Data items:

____

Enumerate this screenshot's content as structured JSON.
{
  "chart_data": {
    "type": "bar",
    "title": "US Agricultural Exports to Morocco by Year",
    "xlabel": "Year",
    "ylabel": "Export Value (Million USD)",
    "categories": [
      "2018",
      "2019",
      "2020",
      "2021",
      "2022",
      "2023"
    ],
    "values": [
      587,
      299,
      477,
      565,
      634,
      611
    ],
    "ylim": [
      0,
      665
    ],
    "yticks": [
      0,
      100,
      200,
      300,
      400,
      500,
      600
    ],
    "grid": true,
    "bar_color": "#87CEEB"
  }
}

____

- Set task -
Type the material above out again, exactly.

- Finished answer -
Enumerate this screenshot's content as structured JSON.
{
  "chart_data": {
    "type": "bar",
    "title": "US Agricultural Exports to Morocco by Year",
    "xlabel": "Year",
    "ylabel": "Export Value (Million USD)",
    "categories": [
      "2018",
      "2019",
      "2020",
      "2021",
      "2022",
      "2023"
    ],
    "values": [
      587,
      299,
      477,
      565,
      634,
      611
    ],
    "ylim": [
      0,
      665
    ],
    "yticks": [
      0,
      100,
      200,
      300,
      400,
      500,
      600
    ],
    "grid": true,
    "bar_color": "#87CEEB"
  }
}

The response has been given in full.